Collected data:
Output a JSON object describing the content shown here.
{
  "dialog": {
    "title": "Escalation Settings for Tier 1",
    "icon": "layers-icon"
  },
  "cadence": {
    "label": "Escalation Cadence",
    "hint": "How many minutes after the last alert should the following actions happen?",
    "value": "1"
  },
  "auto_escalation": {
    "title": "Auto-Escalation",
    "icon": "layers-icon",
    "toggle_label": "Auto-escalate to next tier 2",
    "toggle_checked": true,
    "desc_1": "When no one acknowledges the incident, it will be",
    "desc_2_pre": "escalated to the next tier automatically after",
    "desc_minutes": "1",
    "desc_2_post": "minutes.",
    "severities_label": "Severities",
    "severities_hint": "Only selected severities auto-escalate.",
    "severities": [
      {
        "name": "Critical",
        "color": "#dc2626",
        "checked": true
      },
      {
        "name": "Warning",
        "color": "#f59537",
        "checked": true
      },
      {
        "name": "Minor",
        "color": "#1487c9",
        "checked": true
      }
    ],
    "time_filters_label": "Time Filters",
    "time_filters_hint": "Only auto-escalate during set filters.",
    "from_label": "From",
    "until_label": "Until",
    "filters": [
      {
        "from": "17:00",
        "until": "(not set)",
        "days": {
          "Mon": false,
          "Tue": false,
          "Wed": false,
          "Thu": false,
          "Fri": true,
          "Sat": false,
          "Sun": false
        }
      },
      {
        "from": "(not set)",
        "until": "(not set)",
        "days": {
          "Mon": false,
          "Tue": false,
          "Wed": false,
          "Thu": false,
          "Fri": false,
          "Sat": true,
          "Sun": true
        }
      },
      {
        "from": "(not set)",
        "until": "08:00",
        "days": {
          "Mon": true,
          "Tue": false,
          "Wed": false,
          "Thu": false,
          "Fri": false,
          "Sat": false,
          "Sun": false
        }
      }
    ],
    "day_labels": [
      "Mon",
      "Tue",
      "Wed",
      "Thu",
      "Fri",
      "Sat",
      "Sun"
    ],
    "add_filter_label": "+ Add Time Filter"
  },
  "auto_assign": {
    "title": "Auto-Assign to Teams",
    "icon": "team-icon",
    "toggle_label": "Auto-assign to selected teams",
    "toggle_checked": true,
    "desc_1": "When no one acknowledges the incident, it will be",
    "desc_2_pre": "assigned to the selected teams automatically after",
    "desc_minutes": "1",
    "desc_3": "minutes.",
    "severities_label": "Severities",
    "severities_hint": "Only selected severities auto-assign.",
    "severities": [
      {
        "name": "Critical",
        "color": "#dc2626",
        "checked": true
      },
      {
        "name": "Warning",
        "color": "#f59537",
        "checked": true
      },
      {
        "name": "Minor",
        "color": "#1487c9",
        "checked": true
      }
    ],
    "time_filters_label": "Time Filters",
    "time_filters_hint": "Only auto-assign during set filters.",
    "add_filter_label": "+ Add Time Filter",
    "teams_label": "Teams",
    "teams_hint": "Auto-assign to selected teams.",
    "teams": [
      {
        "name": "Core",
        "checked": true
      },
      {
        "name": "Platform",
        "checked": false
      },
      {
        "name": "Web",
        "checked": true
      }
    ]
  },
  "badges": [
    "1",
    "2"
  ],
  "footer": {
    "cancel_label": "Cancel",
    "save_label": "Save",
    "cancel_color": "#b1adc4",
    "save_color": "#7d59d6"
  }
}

WHAT YOU ARE ASKED TO DO:
How many lines in the listing above contain the string "title"? Answer with the number only.

RESULT FOR THIS EXERCISE:
3